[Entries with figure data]
◆ ◆ ◆ ◆ ◆ ◆ ◆

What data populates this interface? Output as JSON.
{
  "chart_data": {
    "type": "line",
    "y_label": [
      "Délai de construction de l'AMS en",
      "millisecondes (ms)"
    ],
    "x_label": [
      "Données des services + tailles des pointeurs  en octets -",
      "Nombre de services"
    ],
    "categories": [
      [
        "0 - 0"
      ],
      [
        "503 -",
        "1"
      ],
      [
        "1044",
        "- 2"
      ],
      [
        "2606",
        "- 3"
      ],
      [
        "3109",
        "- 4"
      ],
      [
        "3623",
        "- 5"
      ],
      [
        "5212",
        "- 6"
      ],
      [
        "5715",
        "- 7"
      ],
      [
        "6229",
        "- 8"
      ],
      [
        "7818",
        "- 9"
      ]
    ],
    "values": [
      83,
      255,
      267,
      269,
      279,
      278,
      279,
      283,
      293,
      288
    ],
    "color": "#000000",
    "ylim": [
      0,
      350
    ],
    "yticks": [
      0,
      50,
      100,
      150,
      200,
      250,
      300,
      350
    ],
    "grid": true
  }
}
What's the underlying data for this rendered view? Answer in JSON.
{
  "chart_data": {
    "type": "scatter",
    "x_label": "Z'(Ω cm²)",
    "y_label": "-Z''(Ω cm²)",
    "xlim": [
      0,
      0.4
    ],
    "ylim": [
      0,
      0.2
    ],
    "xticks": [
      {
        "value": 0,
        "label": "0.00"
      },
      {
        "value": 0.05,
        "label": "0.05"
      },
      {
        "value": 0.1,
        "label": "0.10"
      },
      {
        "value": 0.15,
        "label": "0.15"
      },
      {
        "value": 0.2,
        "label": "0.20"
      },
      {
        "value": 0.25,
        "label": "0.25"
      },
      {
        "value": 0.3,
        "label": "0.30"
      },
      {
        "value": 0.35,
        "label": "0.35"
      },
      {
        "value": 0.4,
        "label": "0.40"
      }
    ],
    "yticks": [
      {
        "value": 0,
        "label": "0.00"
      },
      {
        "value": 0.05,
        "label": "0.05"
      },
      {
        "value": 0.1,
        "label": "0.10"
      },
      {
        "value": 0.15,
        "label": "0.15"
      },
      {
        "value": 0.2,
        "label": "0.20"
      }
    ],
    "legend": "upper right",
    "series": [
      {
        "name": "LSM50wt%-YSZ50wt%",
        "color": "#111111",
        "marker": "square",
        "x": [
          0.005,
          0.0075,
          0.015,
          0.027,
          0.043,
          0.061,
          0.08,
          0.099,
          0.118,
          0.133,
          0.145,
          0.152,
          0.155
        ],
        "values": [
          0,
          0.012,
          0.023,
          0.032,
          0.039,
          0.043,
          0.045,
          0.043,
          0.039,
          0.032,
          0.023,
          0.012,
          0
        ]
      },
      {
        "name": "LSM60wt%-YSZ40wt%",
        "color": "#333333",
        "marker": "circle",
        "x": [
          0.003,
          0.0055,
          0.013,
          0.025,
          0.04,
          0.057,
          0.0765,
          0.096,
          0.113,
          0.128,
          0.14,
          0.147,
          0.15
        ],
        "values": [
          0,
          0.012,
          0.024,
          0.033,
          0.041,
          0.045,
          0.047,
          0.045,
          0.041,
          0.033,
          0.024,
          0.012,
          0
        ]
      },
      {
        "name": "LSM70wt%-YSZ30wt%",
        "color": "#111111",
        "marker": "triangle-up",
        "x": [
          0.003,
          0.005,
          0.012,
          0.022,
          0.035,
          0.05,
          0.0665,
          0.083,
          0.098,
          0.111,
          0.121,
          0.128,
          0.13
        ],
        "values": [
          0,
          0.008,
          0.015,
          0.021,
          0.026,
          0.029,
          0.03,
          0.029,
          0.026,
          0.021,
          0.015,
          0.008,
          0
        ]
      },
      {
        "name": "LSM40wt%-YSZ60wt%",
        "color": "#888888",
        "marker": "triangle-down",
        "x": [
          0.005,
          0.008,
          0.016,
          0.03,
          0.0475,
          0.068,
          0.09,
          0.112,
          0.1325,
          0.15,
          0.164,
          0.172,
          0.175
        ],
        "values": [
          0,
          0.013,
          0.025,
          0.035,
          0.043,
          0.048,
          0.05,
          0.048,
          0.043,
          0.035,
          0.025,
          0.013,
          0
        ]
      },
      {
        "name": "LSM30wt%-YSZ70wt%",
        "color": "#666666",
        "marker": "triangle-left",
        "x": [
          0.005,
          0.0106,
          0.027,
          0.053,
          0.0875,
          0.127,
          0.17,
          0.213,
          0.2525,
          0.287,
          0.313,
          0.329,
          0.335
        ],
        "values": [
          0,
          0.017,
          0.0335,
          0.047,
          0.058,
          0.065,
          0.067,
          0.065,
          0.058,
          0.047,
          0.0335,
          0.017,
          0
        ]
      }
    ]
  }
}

◆ ◆ ◆ ◆ ◆ ◆ ◆

**Work instructions:** Show all lines from the data above in which the word "triangle" appears.

**Solution to this task:**
        "marker": "triangle-up",
        "marker": "triangle-down",
        "marker": "triangle-left",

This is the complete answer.